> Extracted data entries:

* * * * * * *

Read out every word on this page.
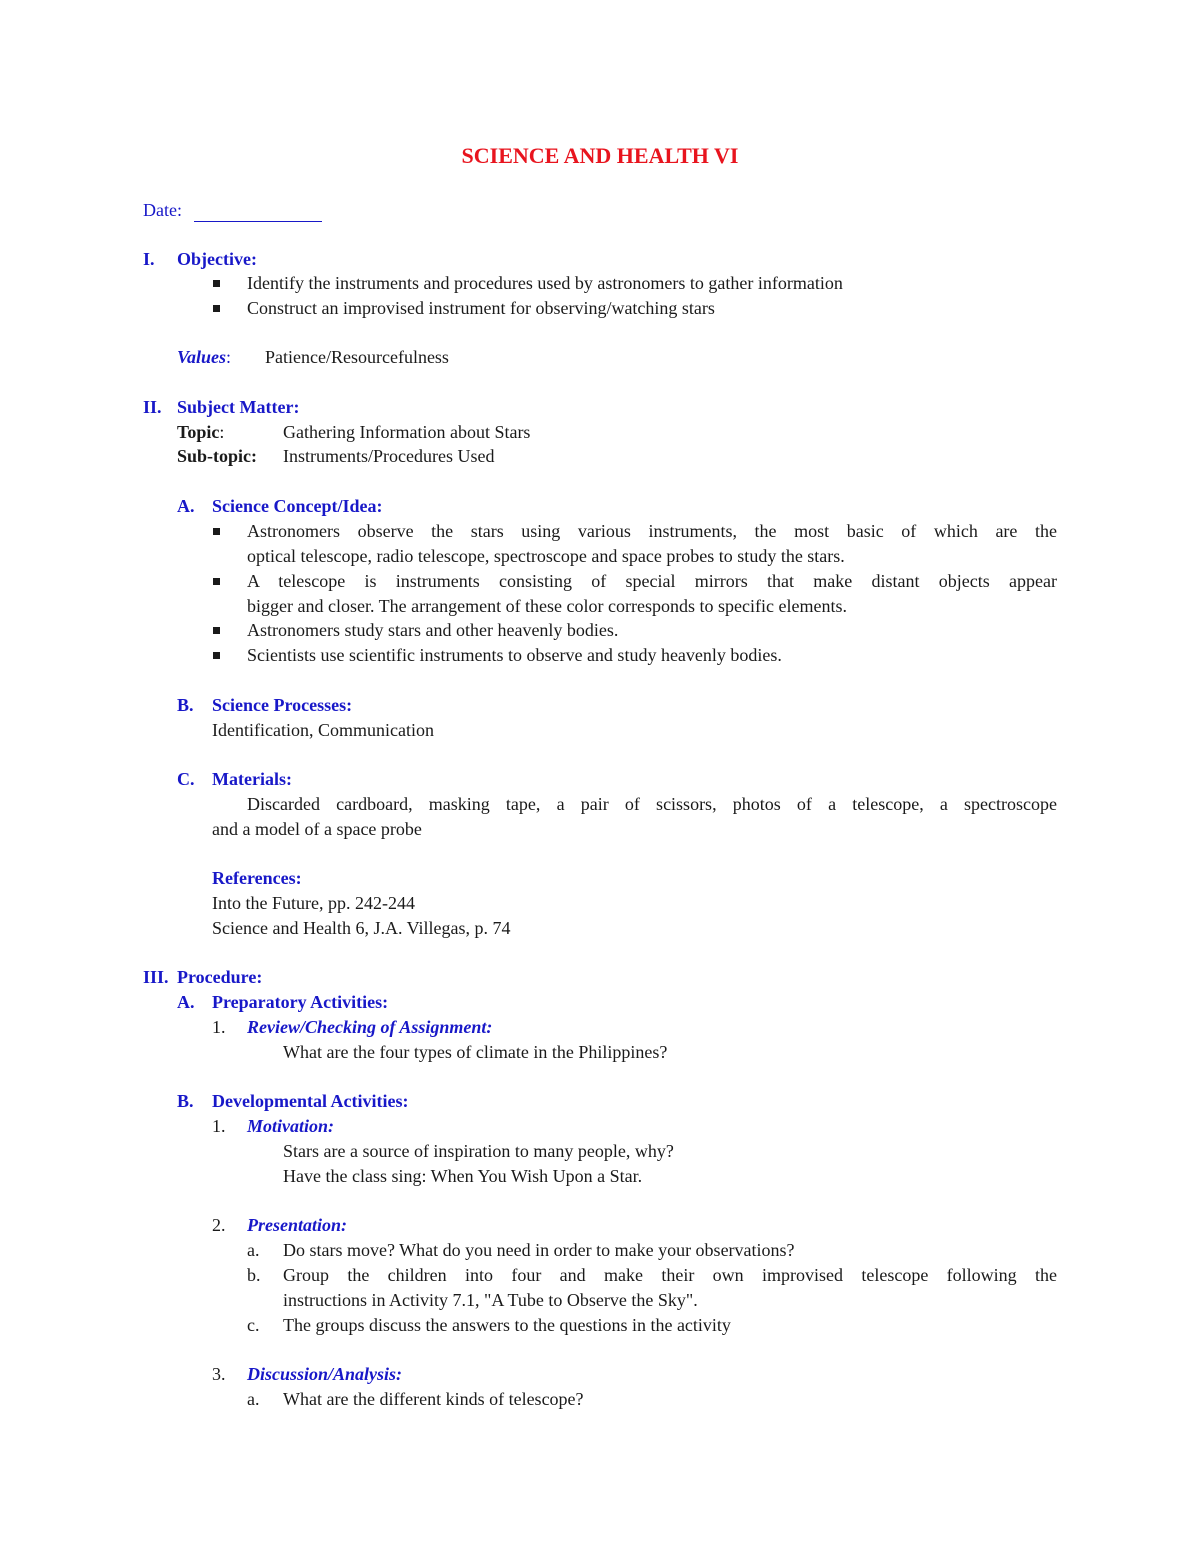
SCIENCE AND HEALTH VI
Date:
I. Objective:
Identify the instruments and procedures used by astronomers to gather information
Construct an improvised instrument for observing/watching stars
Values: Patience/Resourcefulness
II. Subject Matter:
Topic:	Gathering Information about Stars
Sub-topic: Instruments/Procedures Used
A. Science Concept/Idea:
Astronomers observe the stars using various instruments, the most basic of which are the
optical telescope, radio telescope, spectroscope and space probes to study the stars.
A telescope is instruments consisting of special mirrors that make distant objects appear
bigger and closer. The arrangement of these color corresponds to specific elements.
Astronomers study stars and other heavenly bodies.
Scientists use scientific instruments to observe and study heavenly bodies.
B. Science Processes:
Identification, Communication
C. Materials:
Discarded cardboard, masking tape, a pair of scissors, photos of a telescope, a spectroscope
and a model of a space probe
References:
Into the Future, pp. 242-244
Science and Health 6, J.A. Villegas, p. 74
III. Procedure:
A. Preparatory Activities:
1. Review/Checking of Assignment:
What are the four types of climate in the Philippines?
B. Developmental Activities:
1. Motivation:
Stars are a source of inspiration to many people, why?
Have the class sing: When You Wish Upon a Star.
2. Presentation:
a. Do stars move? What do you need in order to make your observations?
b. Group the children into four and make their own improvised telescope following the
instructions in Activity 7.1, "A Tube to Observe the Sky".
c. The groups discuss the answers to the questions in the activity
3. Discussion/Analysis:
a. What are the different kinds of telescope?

* * * * * * *

> Work to do:
Copy the entries above faithfully and omit every image.

> Exercise solution:
Read out every word on this page.
SCIENCE AND HEALTH VI
Date:
I. Objective:
Identify the instruments and procedures used by astronomers to gather information
Construct an improvised instrument for observing/watching stars
Values: Patience/Resourcefulness
II. Subject Matter:
Topic:	Gathering Information about Stars
Sub-topic: Instruments/Procedures Used
A. Science Concept/Idea:
Astronomers observe the stars using various instruments, the most basic of which are the
optical telescope, radio telescope, spectroscope and space probes to study the stars.
A telescope is instruments consisting of special mirrors that make distant objects appear
bigger and closer. The arrangement of these color corresponds to specific elements.
Astronomers study stars and other heavenly bodies.
Scientists use scientific instruments to observe and study heavenly bodies.
B. Science Processes:
Identification, Communication
C. Materials:
Discarded cardboard, masking tape, a pair of scissors, photos of a telescope, a spectroscope
and a model of a space probe
References:
Into the Future, pp. 242-244
Science and Health 6, J.A. Villegas, p. 74
III. Procedure:
A. Preparatory Activities:
1. Review/Checking of Assignment:
What are the four types of climate in the Philippines?
B. Developmental Activities:
1. Motivation:
Stars are a source of inspiration to many people, why?
Have the class sing: When You Wish Upon a Star.
2. Presentation:
a. Do stars move? What do you need in order to make your observations?
b. Group the children into four and make their own improvised telescope following the
instructions in Activity 7.1, "A Tube to Observe the Sky".
c. The groups discuss the answers to the questions in the activity
3. Discussion/Analysis:
a. What are the different kinds of telescope?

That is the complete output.